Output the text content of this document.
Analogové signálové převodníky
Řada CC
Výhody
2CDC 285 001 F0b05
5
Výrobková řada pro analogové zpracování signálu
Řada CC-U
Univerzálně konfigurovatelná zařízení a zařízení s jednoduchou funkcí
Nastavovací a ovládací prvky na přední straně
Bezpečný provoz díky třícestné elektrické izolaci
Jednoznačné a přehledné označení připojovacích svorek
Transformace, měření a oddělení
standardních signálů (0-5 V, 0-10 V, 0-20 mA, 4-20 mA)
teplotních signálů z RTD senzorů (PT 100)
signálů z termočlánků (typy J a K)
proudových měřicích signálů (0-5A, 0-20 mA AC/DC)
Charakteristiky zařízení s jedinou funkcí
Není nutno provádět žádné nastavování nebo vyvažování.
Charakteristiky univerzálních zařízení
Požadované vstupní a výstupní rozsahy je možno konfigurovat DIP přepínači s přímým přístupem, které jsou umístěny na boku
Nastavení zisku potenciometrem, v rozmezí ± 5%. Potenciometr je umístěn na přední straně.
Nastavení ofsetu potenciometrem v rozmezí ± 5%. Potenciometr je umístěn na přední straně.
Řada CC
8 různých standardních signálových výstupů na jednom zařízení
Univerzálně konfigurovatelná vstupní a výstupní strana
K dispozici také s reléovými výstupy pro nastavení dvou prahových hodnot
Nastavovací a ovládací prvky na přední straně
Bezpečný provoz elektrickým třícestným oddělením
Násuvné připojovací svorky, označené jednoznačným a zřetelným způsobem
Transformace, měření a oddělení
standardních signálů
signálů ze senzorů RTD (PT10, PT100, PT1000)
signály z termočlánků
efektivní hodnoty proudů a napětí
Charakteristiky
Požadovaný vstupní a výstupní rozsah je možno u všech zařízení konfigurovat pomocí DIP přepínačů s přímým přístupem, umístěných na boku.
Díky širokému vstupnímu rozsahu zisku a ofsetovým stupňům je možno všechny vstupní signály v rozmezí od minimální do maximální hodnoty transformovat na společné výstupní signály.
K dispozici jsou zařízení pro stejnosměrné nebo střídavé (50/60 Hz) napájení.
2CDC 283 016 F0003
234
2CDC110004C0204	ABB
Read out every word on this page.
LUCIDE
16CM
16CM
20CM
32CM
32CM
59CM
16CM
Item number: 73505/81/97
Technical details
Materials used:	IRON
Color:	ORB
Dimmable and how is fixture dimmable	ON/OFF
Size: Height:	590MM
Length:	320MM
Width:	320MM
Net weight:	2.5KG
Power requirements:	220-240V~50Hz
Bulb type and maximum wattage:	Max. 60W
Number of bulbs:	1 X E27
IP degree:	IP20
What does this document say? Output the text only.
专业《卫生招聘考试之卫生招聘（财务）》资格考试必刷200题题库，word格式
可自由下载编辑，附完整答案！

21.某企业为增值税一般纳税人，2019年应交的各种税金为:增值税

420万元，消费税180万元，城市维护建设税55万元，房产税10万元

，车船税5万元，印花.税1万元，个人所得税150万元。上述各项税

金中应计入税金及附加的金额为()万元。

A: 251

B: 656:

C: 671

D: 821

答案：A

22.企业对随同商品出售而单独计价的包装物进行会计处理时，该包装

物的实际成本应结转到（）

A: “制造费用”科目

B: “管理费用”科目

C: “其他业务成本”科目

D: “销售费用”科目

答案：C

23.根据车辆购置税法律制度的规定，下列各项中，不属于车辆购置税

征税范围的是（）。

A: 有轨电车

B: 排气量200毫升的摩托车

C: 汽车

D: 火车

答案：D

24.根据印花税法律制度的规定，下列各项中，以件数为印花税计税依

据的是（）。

* [Written problem]:
Look through the material above and pick out each line holding the word "funkcí".

* [Correct answer]:
Univerzálně konfigurovatelná zařízení a zařízení s jednoduchou funkcí
Charakteristiky zařízení s jedinou funkcí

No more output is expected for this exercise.